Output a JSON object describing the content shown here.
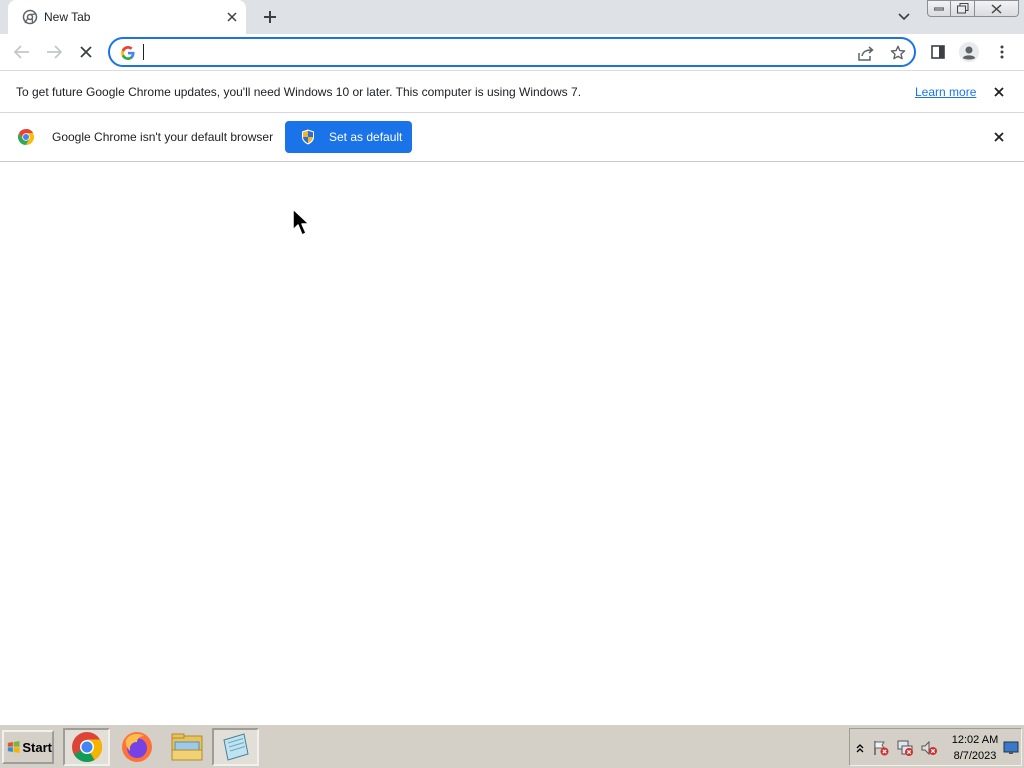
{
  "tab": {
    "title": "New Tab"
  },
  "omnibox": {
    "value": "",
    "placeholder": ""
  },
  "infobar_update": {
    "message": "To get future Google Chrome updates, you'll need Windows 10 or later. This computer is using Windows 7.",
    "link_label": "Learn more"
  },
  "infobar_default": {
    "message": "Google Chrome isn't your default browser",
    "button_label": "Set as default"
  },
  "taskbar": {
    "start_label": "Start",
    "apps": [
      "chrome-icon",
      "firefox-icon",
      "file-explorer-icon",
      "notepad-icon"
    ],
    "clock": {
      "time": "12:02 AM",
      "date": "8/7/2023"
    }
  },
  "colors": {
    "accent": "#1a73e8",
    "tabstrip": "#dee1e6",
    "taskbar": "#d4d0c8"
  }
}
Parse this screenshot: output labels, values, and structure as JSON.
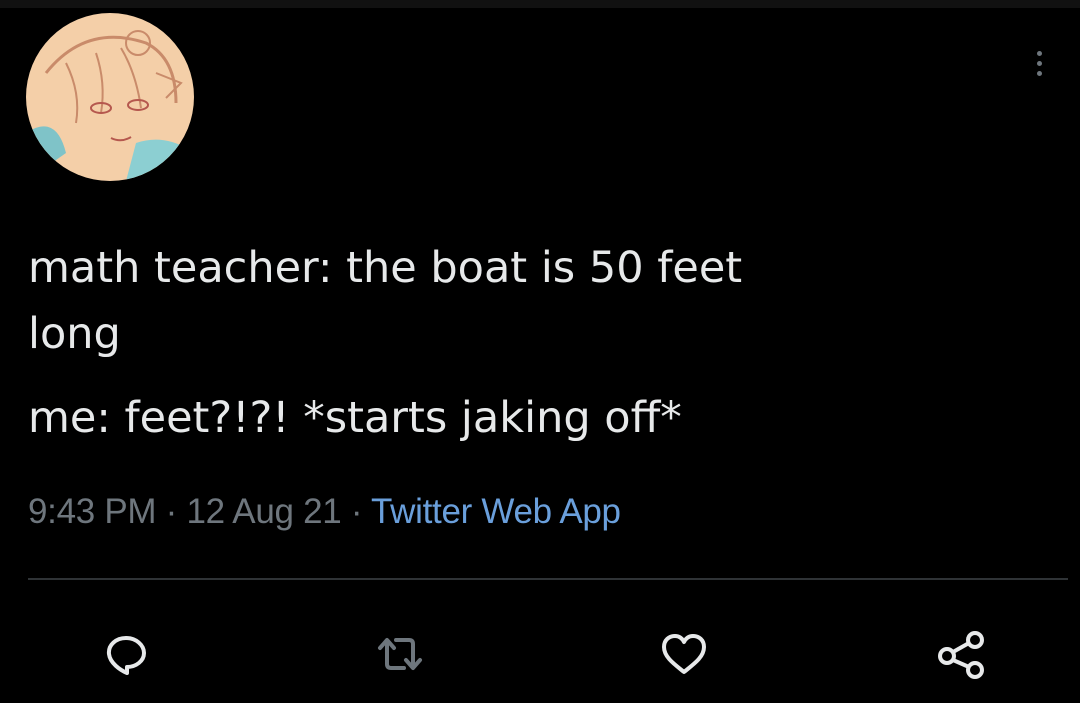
* * *
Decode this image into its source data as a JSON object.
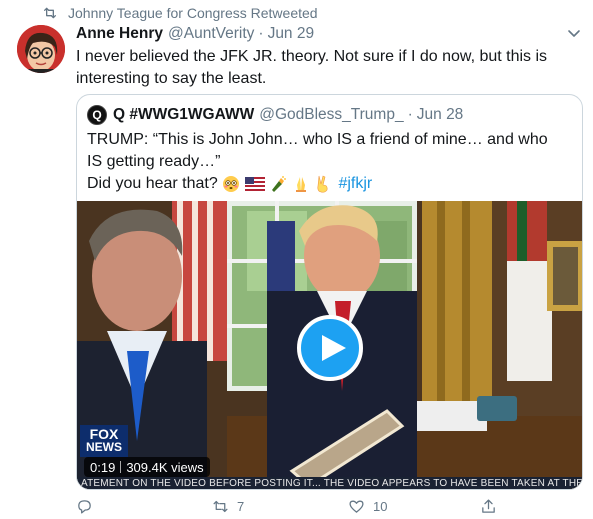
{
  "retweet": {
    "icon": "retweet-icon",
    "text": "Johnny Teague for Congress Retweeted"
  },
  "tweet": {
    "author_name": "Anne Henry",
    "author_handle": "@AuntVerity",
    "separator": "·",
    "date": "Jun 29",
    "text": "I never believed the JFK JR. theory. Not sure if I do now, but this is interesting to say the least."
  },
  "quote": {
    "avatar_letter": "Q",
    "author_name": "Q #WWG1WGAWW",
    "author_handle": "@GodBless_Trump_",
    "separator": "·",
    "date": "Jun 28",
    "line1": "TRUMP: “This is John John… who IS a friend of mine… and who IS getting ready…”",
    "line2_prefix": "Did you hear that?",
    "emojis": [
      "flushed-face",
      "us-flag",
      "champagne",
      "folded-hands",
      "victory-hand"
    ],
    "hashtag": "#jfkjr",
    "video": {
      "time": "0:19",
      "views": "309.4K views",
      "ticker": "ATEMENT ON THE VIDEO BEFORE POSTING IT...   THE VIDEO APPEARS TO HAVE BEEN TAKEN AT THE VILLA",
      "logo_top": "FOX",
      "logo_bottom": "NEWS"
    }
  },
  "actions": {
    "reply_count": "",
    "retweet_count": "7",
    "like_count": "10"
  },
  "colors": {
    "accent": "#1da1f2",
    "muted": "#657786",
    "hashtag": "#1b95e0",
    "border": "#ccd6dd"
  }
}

Exercise aim: Word for word, repeat the lines above from the one with "Output a JSON" through the one with "Parse this screenshot: output", and nothing beyond them. Omit the pictures.

Response to this task:
Output a JSON object describing the content shown here.
{
  "tab": {
    "title": "New Tab"
  },
  "omnibox": {
    "value": "",
    "placeholder": ""
  },
  "infobar_update": {
    "message": "To get future Google Chrome updates, you'll need Windows 10 or later. This computer is using Windows 7.",
    "link_label": "Learn more"
  },
  "infobar_default": {
    "message": "Google Chrome isn't your default browser",
    "button_label": "Set as default"
  },
  "taskbar": {
    "start_label": "Start",
    "apps": [
      "chrome-icon",
      "firefox-icon",
      "file-explorer-icon",
      "notepad-icon"
    ],
    "clock": {
      "time": "12:02 AM",
      "date": "8/7/2023"
    }
  },
  "colors": {
    "accent": "#1a73e8",
    "tabstrip": "#dee1e6",
    "taskbar": "#d4d0c8"
  }
}
Parse this screenshot: output labels, values, and structure as JSON.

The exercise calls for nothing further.